--- Task goal ---
The entries below should be given again exactly, minus their pictures.

[Records]
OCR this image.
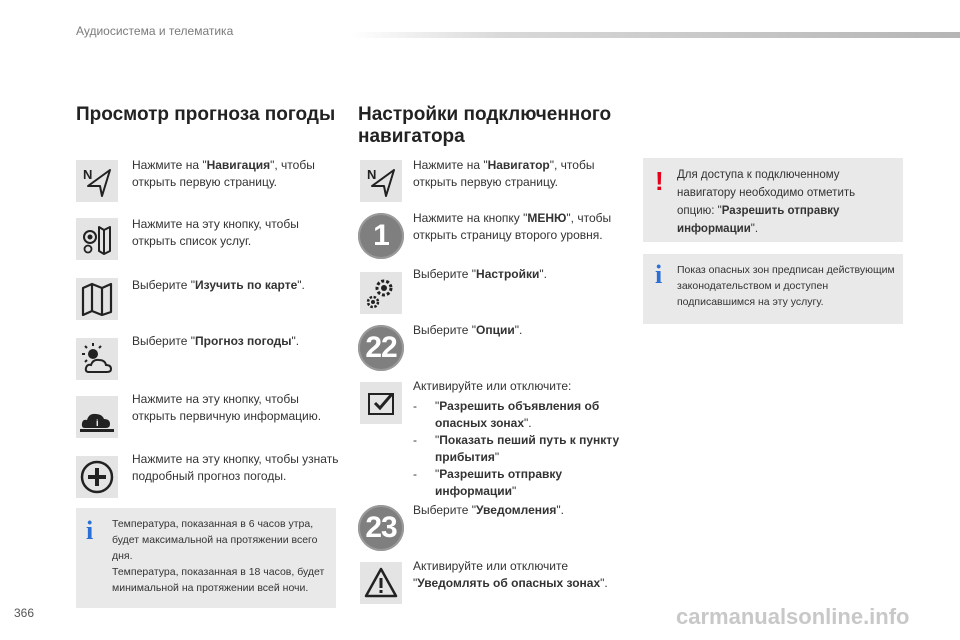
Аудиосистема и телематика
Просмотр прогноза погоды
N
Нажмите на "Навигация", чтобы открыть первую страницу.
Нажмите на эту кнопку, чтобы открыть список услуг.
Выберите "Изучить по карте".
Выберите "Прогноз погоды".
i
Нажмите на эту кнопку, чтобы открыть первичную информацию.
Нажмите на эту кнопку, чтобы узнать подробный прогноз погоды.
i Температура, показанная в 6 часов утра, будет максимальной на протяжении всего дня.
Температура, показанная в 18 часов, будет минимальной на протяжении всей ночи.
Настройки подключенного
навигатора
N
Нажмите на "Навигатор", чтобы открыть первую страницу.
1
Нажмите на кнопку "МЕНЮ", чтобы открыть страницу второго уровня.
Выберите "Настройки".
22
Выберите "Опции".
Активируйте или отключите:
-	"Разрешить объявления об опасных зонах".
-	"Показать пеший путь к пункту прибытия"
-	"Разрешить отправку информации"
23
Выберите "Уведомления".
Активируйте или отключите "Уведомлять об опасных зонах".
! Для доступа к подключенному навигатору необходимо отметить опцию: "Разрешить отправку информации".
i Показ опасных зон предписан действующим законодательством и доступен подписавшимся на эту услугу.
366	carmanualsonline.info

--- The completed task ---
OCR this image.
Аудиосистема и телематика
Просмотр прогноза погоды
N
Нажмите на "Навигация", чтобы открыть первую страницу.
Нажмите на эту кнопку, чтобы открыть список услуг.
Выберите "Изучить по карте".
Выберите "Прогноз погоды".
i
Нажмите на эту кнопку, чтобы открыть первичную информацию.
Нажмите на эту кнопку, чтобы узнать подробный прогноз погоды.
i Температура, показанная в 6 часов утра, будет максимальной на протяжении всего дня.
Температура, показанная в 18 часов, будет минимальной на протяжении всей ночи.
Настройки подключенного
навигатора
N
Нажмите на "Навигатор", чтобы открыть первую страницу.
1
Нажмите на кнопку "МЕНЮ", чтобы открыть страницу второго уровня.
Выберите "Настройки".
22
Выберите "Опции".
Активируйте или отключите:
-	"Разрешить объявления об опасных зонах".
-	"Показать пеший путь к пункту прибытия"
-	"Разрешить отправку информации"
23
Выберите "Уведомления".
Активируйте или отключите "Уведомлять об опасных зонах".
! Для доступа к подключенному навигатору необходимо отметить опцию: "Разрешить отправку информации".
i Показ опасных зон предписан действующим законодательством и доступен подписавшимся на эту услугу.
366	carmanualsonline.info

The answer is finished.